▶ _AIM_: Within the records below, find each line that holds the string "eddigelé", then copy it.

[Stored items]

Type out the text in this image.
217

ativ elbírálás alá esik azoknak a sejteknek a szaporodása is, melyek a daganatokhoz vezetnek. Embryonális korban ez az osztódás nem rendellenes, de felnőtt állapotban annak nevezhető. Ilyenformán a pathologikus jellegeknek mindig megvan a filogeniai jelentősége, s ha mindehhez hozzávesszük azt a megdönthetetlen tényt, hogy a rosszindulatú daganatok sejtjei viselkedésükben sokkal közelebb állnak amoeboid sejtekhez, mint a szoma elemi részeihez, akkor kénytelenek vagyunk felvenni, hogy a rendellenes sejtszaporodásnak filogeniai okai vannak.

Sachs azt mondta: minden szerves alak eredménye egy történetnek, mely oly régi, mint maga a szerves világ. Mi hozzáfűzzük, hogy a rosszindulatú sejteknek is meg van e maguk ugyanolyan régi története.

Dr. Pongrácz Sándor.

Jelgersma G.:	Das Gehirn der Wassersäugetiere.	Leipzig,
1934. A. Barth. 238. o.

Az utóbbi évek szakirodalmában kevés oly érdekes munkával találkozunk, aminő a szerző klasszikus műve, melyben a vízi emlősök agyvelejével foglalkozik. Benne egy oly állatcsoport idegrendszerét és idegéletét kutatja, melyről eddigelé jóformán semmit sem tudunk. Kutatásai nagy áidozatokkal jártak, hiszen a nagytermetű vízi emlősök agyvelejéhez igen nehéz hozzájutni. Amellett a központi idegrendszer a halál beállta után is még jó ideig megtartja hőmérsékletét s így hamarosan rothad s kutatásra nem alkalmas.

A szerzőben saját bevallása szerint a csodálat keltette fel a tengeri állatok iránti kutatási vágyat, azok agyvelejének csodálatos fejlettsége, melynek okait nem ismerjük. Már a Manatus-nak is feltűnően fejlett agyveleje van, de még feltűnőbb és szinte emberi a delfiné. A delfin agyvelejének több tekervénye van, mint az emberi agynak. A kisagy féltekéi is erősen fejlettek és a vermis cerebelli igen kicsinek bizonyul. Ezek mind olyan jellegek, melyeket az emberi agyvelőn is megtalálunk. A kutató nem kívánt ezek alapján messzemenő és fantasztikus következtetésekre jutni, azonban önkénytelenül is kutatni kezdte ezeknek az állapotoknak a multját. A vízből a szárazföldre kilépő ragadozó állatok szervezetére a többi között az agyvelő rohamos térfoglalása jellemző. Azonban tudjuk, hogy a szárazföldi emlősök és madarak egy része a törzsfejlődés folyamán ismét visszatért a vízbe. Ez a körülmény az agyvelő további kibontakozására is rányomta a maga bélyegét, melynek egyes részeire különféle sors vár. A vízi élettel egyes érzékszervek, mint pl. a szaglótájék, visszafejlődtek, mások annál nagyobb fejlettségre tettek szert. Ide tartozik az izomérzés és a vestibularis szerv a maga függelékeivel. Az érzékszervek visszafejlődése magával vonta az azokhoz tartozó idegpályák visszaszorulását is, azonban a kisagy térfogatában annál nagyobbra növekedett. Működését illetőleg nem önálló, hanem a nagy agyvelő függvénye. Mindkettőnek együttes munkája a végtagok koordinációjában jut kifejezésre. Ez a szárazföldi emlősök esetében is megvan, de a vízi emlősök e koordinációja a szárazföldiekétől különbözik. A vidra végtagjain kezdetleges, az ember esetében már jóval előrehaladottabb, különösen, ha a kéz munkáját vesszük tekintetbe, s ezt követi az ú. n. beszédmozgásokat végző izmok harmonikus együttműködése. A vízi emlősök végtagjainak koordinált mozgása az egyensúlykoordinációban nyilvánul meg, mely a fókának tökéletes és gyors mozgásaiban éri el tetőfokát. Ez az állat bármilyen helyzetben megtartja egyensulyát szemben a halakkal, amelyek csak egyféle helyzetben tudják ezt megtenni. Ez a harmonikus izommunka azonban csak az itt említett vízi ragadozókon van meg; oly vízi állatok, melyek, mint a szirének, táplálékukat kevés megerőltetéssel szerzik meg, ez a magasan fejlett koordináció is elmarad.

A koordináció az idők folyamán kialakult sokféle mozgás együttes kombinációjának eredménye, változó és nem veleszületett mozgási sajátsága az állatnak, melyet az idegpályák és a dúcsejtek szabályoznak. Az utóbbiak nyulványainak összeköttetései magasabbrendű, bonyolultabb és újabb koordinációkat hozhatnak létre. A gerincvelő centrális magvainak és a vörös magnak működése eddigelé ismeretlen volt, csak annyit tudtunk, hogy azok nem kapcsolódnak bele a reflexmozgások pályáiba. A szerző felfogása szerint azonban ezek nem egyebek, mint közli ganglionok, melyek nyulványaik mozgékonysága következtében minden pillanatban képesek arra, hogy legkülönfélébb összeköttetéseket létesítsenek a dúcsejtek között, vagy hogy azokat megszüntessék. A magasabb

▶ _ANSWER TO THE TASK_:
Az utóbbi évek szakirodalmában kevés oly érdekes munkával találkozunk, aminő a szerző klasszikus műve, melyben a vízi emlősök agyvelejével foglalkozik. Benne egy oly állatcsoport idegrendszerét és idegéletét kutatja, melyről eddigelé jóformán semmit sem tudunk. Kutatásai nagy áidozatokkal jártak, hiszen a nagytermetű vízi emlősök agyvelejéhez igen nehéz hozzájutni. Amellett a központi idegrendszer a halál beállta után is még jó ideig megtartja hőmérsékletét s így hamarosan rothad s kutatásra nem alkalmas.
A koordináció az idők folyamán kialakult sokféle mozgás együttes kombinációjának eredménye, változó és nem veleszületett mozgási sajátsága az állatnak, melyet az idegpályák és a dúcsejtek szabályoznak. Az utóbbiak nyulványainak összeköttetései magasabbrendű, bonyolultabb és újabb koordinációkat hozhatnak létre. A gerincvelő centrális magvainak és a vörös magnak működése eddigelé ismeretlen volt, csak annyit tudtunk, hogy azok nem kapcsolódnak bele a reflexmozgások pályáiba. A szerző felfogása szerint azonban ezek nem egyebek, mint közli ganglionok, melyek nyulványaik mozgékonysága következtében minden pillanatban képesek arra, hogy legkülönfélébb összeköttetéseket létesítsenek a dúcsejtek között, vagy hogy azokat megszüntessék. A magasabb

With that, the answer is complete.